Document excerpt:
+ + + + + + +

In [1]:
import numpy as np

In [2]:
np.random.seed(42)

In [3]:
def f(x):
    x1 = x[0]
    x2 = x[1]
    x3 = x[2]
    
    # local minima = (0, 5, 0)
    # no globam minima
    return x1**2 + (x2-5)**2 + x3**2 + np.sin(x1)**2

In [4]:
def grad_f(x):
    x1 = x[0]
    x2 = x[1]
    x3 = x[2]
    
    return np.array([2*x1 + 2*np.sin(x1)*np.cos(x1), 2*(x2-5), 2*x3])

In [5]:
def g(x):
    x1 = x[0]
    x2 = x[1]
    
    # global minima = (2/3, -5/3)
    return -(5 + 3*x1 - 4*x2 - x1**2 + x1*x2 - x2**2)

In [6]:
def grad_g(x):
    x1 = x[0]
    x2 = x[1]
    
    return np.array([2*x1 - x2 - 3, -x1 + 2*x2 + 4])

In [7]:
def h(x):
    x1 = x[0]
    x2 = x[1]
    
    # global minima = every (x,y) such that x^2+2y^2=4
    return (4 - x1**2 - 2*x2**2)**2

In [8]:
def grad_h(x):
    x1 = x[0]
    x2 = x[1]
    
    return np.array([-4*x1*(-x1**2 - 2*(x2**2) + 4), -8*x2*(-x1**2 -2*(x2**2) + 4)])

In [9]:
functions = np.array([f, g, h])
gradients = np.array([grad_f, grad_g, grad_h])
num_of_args = np.array([3, 2, 2])

In [10]:
def zoom(x, p, phi, phi_grad, alpha_lo, alpha_hi, c1, c2):
    
    while True:
        alpha_j = (alpha_hi + alpha_lo)/2
        
        phi_alpha_j = phi(alpha_j)
        
        if (phi_alpha_j > phi(0) + c1*alpha_j*phi_grad(0)) or (phi_alpha_j >= phi(alpha_lo)):
            alpha_hi = alpha_j
        else:
            phi_grad_alpha_j = phi_grad(alpha_j)

+ + + + + + +

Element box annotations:
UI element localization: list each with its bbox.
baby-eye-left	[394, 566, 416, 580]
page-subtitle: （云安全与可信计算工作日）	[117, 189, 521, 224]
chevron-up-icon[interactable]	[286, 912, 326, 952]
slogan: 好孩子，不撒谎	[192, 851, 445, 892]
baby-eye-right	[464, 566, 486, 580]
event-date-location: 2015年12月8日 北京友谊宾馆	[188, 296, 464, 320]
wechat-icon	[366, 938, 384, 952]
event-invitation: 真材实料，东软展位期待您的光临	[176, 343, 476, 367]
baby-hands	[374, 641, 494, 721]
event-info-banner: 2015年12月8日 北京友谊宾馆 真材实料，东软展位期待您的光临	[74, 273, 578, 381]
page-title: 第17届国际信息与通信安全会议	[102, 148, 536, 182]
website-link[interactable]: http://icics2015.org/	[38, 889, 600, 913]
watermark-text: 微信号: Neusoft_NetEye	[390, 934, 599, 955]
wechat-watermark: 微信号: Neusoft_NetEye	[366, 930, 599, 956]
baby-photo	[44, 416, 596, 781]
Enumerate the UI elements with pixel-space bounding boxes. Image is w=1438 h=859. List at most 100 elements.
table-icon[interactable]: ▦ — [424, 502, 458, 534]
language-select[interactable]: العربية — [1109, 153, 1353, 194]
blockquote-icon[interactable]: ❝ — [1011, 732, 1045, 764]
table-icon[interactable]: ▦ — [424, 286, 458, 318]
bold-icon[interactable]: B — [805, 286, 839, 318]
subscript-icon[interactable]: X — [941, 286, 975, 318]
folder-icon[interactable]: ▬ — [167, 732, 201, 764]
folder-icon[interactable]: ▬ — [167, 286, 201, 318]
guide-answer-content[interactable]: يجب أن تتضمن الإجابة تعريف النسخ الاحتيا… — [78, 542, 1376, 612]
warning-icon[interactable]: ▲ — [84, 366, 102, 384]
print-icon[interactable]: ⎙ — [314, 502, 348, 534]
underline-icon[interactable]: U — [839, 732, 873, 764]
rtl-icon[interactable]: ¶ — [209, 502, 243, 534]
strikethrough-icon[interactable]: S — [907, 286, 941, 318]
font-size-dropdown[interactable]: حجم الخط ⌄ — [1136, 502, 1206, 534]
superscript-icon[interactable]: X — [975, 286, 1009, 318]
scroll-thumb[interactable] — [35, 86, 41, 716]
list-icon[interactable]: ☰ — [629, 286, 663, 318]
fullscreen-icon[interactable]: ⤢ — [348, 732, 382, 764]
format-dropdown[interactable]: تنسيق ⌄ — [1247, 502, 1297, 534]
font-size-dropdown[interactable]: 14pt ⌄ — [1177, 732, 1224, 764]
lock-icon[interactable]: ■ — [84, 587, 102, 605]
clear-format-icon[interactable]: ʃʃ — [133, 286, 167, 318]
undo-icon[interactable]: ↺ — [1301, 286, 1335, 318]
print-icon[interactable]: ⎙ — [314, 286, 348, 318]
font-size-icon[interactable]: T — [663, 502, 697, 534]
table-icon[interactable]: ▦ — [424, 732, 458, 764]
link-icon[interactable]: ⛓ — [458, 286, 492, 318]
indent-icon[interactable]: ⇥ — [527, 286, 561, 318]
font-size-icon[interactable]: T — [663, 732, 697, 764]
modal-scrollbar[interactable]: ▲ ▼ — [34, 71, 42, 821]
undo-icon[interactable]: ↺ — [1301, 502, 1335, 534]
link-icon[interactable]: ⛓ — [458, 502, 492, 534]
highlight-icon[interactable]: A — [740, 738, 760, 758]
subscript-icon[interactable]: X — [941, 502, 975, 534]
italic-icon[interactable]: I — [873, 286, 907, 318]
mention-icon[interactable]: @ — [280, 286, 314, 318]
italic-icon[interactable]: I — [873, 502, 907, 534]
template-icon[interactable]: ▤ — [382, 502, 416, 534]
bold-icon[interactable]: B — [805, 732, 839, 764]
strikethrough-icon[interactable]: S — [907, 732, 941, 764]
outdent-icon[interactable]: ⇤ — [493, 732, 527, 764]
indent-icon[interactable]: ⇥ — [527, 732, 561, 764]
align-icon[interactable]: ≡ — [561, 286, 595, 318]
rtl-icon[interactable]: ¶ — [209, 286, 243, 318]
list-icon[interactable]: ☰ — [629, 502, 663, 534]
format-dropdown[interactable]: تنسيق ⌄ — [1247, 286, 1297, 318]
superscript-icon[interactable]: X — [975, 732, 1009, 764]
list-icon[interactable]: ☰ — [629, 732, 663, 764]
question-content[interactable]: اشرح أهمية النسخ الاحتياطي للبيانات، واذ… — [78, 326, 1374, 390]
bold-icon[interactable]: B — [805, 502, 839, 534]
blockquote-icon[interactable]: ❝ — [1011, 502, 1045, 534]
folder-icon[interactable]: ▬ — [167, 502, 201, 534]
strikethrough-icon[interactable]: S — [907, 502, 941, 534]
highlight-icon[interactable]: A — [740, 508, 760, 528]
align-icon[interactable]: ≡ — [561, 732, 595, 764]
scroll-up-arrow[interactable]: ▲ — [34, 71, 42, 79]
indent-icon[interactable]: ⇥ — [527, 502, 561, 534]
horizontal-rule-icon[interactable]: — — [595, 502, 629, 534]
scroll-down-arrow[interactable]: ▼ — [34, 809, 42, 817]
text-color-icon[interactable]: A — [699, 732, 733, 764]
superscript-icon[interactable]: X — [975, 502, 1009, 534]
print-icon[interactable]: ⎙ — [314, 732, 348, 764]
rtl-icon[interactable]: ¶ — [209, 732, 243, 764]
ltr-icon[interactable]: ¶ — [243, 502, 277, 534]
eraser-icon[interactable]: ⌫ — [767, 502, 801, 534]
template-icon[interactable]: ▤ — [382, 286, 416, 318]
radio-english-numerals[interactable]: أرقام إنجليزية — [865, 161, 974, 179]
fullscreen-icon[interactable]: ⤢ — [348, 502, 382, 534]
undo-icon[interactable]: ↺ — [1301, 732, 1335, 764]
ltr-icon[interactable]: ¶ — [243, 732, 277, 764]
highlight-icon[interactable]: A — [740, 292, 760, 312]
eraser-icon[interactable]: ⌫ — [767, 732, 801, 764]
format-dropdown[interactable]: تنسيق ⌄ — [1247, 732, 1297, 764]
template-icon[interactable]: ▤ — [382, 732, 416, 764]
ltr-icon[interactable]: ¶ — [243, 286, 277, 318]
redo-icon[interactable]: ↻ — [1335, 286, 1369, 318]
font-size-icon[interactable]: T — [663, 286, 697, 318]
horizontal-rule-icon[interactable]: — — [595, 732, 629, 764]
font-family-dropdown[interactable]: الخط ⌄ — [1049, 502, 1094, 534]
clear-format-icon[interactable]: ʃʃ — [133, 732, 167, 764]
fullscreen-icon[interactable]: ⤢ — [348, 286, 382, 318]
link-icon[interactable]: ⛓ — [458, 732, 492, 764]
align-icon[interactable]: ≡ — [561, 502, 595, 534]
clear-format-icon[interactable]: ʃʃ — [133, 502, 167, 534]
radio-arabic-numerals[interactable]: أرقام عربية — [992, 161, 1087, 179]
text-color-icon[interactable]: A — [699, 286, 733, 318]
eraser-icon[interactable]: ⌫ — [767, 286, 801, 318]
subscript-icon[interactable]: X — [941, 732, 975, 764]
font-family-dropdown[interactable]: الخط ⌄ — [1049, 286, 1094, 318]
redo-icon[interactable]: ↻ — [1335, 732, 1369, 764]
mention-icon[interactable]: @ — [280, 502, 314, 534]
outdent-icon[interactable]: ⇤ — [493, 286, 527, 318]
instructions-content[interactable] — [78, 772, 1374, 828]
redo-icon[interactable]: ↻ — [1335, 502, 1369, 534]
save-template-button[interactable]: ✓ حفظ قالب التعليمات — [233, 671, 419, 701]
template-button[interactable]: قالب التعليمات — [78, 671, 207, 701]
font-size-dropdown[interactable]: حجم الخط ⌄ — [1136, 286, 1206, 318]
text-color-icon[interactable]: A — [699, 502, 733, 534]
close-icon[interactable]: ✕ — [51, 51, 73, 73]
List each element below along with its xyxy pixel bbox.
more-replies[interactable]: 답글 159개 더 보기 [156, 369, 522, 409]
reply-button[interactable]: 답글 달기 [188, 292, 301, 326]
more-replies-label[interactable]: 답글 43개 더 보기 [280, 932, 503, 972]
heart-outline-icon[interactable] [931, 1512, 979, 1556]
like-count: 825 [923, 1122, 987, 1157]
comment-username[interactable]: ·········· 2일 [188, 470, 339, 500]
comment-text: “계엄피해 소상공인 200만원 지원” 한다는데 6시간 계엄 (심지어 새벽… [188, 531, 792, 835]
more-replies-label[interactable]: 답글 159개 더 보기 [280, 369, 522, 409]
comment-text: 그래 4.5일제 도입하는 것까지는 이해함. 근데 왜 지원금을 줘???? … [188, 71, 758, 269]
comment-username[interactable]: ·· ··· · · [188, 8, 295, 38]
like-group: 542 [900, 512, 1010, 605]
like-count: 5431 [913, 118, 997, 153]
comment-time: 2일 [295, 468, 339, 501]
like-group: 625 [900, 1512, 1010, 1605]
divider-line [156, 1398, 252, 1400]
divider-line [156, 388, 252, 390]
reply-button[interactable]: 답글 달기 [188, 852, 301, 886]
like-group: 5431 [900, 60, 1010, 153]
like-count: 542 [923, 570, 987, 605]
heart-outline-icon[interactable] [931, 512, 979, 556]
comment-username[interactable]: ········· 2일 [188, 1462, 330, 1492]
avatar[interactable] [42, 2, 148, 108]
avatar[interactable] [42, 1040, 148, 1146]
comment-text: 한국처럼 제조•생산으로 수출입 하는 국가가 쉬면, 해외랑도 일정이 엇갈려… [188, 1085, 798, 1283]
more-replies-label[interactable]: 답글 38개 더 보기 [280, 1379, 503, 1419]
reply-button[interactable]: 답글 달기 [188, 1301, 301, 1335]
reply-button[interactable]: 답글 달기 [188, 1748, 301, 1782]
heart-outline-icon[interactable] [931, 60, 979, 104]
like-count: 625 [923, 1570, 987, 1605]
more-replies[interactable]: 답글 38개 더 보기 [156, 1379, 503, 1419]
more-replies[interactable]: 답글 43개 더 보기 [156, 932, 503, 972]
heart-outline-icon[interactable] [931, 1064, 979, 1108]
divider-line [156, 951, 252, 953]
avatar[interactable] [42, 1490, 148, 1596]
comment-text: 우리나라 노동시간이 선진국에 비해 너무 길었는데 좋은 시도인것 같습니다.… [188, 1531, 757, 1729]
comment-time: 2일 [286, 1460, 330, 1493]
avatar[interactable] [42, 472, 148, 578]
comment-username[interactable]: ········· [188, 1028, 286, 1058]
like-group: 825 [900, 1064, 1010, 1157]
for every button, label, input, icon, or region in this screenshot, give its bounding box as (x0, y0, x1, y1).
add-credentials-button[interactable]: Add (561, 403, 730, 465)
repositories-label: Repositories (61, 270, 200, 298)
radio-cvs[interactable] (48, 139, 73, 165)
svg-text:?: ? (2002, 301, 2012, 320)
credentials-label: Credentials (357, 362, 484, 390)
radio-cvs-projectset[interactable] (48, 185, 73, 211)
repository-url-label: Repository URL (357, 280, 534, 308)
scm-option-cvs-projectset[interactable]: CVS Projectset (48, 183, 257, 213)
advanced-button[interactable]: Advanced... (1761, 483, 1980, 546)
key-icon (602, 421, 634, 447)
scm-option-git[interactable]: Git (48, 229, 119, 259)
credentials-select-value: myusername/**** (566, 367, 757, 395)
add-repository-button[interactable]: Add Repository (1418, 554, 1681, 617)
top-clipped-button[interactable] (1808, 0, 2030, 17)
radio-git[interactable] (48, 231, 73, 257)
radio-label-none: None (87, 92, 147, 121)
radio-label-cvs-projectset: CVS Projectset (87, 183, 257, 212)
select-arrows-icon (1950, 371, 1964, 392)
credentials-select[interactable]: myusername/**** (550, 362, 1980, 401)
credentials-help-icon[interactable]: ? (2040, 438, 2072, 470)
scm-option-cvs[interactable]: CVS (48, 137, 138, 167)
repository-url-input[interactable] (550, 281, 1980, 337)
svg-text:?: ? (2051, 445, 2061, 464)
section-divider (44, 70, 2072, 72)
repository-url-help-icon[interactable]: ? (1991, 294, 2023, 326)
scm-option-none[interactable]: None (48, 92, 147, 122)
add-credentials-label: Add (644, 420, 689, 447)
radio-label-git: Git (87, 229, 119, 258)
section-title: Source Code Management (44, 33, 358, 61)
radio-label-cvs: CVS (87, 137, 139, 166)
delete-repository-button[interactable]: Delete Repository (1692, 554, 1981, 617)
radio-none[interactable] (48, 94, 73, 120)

+ + + + + + +

Exercise goal:
From the notebook code above, reproduce the stretch from "# global minima = every" through "-2*(x2**2) + 4)])" word for word.

Correct answer:
# global minima = every (x,y) such that x^2+2y^2=4
    return (4 - x1**2 - 2*x2**2)**2

In [8]:
def grad_h(x):
    x1 = x[0]
    x2 = x[1]
    
    return np.array([-4*x1*(-x1**2 - 2*(x2**2) + 4), -8*x2*(-x1**2 -2*(x2**2) + 4)])